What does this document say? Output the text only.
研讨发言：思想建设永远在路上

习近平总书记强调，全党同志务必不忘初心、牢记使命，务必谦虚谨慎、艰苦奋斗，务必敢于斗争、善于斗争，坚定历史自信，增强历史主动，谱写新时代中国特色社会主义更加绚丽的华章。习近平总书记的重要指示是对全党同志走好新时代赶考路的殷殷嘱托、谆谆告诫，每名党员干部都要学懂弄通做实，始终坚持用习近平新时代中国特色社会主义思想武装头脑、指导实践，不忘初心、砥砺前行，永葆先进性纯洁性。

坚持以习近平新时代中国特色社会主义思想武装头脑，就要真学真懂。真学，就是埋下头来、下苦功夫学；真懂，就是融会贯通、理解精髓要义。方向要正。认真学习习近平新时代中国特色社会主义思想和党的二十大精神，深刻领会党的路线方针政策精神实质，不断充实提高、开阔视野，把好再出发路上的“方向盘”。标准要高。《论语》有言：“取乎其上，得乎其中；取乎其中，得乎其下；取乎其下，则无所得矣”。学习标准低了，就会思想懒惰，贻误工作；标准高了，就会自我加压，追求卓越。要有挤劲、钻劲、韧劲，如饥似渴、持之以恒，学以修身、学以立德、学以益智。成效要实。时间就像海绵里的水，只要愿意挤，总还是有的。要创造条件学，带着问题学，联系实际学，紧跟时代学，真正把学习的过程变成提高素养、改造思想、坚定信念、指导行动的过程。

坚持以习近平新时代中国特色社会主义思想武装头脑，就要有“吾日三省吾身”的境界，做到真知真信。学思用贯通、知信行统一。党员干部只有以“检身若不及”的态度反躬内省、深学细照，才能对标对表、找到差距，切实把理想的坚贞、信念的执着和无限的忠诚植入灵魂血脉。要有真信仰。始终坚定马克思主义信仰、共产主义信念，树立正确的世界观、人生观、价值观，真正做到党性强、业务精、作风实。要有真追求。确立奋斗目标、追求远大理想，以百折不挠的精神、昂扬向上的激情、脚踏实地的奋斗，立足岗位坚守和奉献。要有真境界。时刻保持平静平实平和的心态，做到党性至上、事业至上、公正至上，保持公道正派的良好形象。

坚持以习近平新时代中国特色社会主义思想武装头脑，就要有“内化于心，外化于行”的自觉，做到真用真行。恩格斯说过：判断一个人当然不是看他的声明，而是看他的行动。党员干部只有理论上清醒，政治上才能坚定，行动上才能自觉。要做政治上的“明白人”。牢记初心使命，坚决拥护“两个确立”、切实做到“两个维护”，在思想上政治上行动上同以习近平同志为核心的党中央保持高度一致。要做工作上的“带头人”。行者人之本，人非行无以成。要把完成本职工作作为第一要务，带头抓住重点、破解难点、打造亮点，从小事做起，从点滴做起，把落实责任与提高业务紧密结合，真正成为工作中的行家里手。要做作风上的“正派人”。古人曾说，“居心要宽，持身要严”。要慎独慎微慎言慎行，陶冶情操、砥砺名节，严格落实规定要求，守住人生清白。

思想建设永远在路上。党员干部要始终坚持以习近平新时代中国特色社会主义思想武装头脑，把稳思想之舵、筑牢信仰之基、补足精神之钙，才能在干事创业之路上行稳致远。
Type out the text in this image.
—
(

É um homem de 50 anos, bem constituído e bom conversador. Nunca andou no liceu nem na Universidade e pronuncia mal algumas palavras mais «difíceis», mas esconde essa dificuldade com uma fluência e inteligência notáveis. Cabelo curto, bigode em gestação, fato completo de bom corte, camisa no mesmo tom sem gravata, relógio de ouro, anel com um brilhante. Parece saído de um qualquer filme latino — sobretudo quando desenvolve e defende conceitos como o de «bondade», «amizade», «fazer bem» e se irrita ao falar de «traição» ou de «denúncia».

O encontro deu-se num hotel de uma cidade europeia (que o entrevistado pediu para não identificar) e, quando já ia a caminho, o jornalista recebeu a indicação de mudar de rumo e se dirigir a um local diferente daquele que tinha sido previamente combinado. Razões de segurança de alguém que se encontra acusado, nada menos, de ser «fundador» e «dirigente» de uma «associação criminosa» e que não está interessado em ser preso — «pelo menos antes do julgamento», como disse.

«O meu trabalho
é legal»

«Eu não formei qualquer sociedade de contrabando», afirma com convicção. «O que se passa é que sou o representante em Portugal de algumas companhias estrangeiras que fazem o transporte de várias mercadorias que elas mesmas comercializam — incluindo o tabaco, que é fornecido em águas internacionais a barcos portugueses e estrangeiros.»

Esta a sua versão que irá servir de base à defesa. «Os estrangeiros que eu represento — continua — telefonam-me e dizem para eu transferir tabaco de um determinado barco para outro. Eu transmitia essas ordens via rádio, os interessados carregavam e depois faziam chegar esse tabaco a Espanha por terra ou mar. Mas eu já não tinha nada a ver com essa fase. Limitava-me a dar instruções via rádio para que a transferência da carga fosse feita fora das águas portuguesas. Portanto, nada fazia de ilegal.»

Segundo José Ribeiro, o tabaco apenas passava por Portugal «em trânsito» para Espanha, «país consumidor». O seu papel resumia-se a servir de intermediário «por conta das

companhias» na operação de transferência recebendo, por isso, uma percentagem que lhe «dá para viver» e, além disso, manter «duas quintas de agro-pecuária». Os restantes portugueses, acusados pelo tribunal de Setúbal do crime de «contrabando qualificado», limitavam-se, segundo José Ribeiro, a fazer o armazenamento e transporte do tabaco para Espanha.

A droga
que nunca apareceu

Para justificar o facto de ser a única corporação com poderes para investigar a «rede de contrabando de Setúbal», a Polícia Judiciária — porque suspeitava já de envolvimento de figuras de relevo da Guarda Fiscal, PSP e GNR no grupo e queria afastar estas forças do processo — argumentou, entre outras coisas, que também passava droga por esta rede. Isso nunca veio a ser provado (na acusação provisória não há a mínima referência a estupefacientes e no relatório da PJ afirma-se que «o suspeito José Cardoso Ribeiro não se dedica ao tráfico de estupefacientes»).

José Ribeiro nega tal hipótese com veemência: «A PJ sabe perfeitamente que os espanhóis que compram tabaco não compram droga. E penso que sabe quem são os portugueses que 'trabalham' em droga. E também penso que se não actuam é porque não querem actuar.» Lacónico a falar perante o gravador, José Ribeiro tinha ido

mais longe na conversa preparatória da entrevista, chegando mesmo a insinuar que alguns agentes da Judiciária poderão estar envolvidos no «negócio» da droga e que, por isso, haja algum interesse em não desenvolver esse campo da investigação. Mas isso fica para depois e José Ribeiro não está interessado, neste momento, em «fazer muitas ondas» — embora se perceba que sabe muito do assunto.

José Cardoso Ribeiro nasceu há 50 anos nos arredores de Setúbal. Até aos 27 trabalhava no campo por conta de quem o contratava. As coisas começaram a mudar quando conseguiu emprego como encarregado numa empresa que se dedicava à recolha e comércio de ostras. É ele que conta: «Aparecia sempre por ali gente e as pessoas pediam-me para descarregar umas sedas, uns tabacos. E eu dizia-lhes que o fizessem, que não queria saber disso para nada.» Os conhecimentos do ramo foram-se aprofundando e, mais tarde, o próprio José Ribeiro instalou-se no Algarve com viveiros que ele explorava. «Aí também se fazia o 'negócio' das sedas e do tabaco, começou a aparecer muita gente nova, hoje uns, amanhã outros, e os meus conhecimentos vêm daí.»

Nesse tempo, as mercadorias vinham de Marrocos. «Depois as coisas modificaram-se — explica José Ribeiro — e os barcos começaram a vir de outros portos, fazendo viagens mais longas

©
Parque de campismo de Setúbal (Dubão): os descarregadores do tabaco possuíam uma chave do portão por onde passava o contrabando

Exercise: Can you give every line above again, exactly as written?

Full response:
What does this document say? Output the text only.
研讨发言：思想建设永远在路上

习近平总书记强调，全党同志务必不忘初心、牢记使命，务必谦虚谨慎、艰苦奋斗，务必敢于斗争、善于斗争，坚定历史自信，增强历史主动，谱写新时代中国特色社会主义更加绚丽的华章。习近平总书记的重要指示是对全党同志走好新时代赶考路的殷殷嘱托、谆谆告诫，每名党员干部都要学懂弄通做实，始终坚持用习近平新时代中国特色社会主义思想武装头脑、指导实践，不忘初心、砥砺前行，永葆先进性纯洁性。

坚持以习近平新时代中国特色社会主义思想武装头脑，就要真学真懂。真学，就是埋下头来、下苦功夫学；真懂，就是融会贯通、理解精髓要义。方向要正。认真学习习近平新时代中国特色社会主义思想和党的二十大精神，深刻领会党的路线方针政策精神实质，不断充实提高、开阔视野，把好再出发路上的“方向盘”。标准要高。《论语》有言：“取乎其上，得乎其中；取乎其中，得乎其下；取乎其下，则无所得矣”。学习标准低了，就会思想懒惰，贻误工作；标准高了，就会自我加压，追求卓越。要有挤劲、钻劲、韧劲，如饥似渴、持之以恒，学以修身、学以立德、学以益智。成效要实。时间就像海绵里的水，只要愿意挤，总还是有的。要创造条件学，带着问题学，联系实际学，紧跟时代学，真正把学习的过程变成提高素养、改造思想、坚定信念、指导行动的过程。

坚持以习近平新时代中国特色社会主义思想武装头脑，就要有“吾日三省吾身”的境界，做到真知真信。学思用贯通、知信行统一。党员干部只有以“检身若不及”的态度反躬内省、深学细照，才能对标对表、找到差距，切实把理想的坚贞、信念的执着和无限的忠诚植入灵魂血脉。要有真信仰。始终坚定马克思主义信仰、共产主义信念，树立正确的世界观、人生观、价值观，真正做到党性强、业务精、作风实。要有真追求。确立奋斗目标、追求远大理想，以百折不挠的精神、昂扬向上的激情、脚踏实地的奋斗，立足岗位坚守和奉献。要有真境界。时刻保持平静平实平和的心态，做到党性至上、事业至上、公正至上，保持公道正派的良好形象。

坚持以习近平新时代中国特色社会主义思想武装头脑，就要有“内化于心，外化于行”的自觉，做到真用真行。恩格斯说过：判断一个人当然不是看他的声明，而是看他的行动。党员干部只有理论上清醒，政治上才能坚定，行动上才能自觉。要做政治上的“明白人”。牢记初心使命，坚决拥护“两个确立”、切实做到“两个维护”，在思想上政治上行动上同以习近平同志为核心的党中央保持高度一致。要做工作上的“带头人”。行者人之本，人非行无以成。要把完成本职工作作为第一要务，带头抓住重点、破解难点、打造亮点，从小事做起，从点滴做起，把落实责任与提高业务紧密结合，真正成为工作中的行家里手。要做作风上的“正派人”。古人曾说，“居心要宽，持身要严”。要慎独慎微慎言慎行，陶冶情操、砥砺名节，严格落实规定要求，守住人生清白。

思想建设永远在路上。党员干部要始终坚持以习近平新时代中国特色社会主义思想武装头脑，把稳思想之舵、筑牢信仰之基、补足精神之钙，才能在干事创业之路上行稳致远。
Type out the text in this image.
—
(

É um homem de 50 anos, bem constituído e bom conversador. Nunca andou no liceu nem na Universidade e pronuncia mal algumas palavras mais «difíceis», mas esconde essa dificuldade com uma fluência e inteligência notáveis. Cabelo curto, bigode em gestação, fato completo de bom corte, camisa no mesmo tom sem gravata, relógio de ouro, anel com um brilhante. Parece saído de um qualquer filme latino — sobretudo quando desenvolve e defende conceitos como o de «bondade», «amizade», «fazer bem» e se irrita ao falar de «traição» ou de «denúncia».

O encontro deu-se num hotel de uma cidade europeia (que o entrevistado pediu para não identificar) e, quando já ia a caminho, o jornalista recebeu a indicação de mudar de rumo e se dirigir a um local diferente daquele que tinha sido previamente combinado. Razões de segurança de alguém que se encontra acusado, nada menos, de ser «fundador» e «dirigente» de uma «associação criminosa» e que não está interessado em ser preso — «pelo menos antes do julgamento», como disse.

«O meu trabalho
é legal»

«Eu não formei qualquer sociedade de contrabando», afirma com convicção. «O que se passa é que sou o representante em Portugal de algumas companhias estrangeiras que fazem o transporte de várias mercadorias que elas mesmas comercializam — incluindo o tabaco, que é fornecido em águas internacionais a barcos portugueses e estrangeiros.»

Esta a sua versão que irá servir de base à defesa. «Os estrangeiros que eu represento — continua — telefonam-me e dizem para eu transferir tabaco de um determinado barco para outro. Eu transmitia essas ordens via rádio, os interessados carregavam e depois faziam chegar esse tabaco a Espanha por terra ou mar. Mas eu já não tinha nada a ver com essa fase. Limitava-me a dar instruções via rádio para que a transferência da carga fosse feita fora das águas portuguesas. Portanto, nada fazia de ilegal.»

Segundo José Ribeiro, o tabaco apenas passava por Portugal «em trânsito» para Espanha, «país consumidor». O seu papel resumia-se a servir de intermediário «por conta das

companhias» na operação de transferência recebendo, por isso, uma percentagem que lhe «dá para viver» e, além disso, manter «duas quintas de agro-pecuária». Os restantes portugueses, acusados pelo tribunal de Setúbal do crime de «contrabando qualificado», limitavam-se, segundo José Ribeiro, a fazer o armazenamento e transporte do tabaco para Espanha.

A droga
que nunca apareceu

Para justificar o facto de ser a única corporação com poderes para investigar a «rede de contrabando de Setúbal», a Polícia Judiciária — porque suspeitava já de envolvimento de figuras de relevo da Guarda Fiscal, PSP e GNR no grupo e queria afastar estas forças do processo — argumentou, entre outras coisas, que também passava droga por esta rede. Isso nunca veio a ser provado (na acusação provisória não há a mínima referência a estupefacientes e no relatório da PJ afirma-se que «o suspeito José Cardoso Ribeiro não se dedica ao tráfico de estupefacientes»).

José Ribeiro nega tal hipótese com veemência: «A PJ sabe perfeitamente que os espanhóis que compram tabaco não compram droga. E penso que sabe quem são os portugueses que 'trabalham' em droga. E também penso que se não actuam é porque não querem actuar.» Lacónico a falar perante o gravador, José Ribeiro tinha ido

mais longe na conversa preparatória da entrevista, chegando mesmo a insinuar que alguns agentes da Judiciária poderão estar envolvidos no «negócio» da droga e que, por isso, haja algum interesse em não desenvolver esse campo da investigação. Mas isso fica para depois e José Ribeiro não está interessado, neste momento, em «fazer muitas ondas» — embora se perceba que sabe muito do assunto.

José Cardoso Ribeiro nasceu há 50 anos nos arredores de Setúbal. Até aos 27 trabalhava no campo por conta de quem o contratava. As coisas começaram a mudar quando conseguiu emprego como encarregado numa empresa que se dedicava à recolha e comércio de ostras. É ele que conta: «Aparecia sempre por ali gente e as pessoas pediam-me para descarregar umas sedas, uns tabacos. E eu dizia-lhes que o fizessem, que não queria saber disso para nada.» Os conhecimentos do ramo foram-se aprofundando e, mais tarde, o próprio José Ribeiro instalou-se no Algarve com viveiros que ele explorava. «Aí também se fazia o 'negócio' das sedas e do tabaco, começou a aparecer muita gente nova, hoje uns, amanhã outros, e os meus conhecimentos vêm daí.»

Nesse tempo, as mercadorias vinham de Marrocos. «Depois as coisas modificaram-se — explica José Ribeiro — e os barcos começaram a vir de outros portos, fazendo viagens mais longas

©
Parque de campismo de Setúbal (Dubão): os descarregadores do tabaco possuíam uma chave do portão por onde passava o contrabando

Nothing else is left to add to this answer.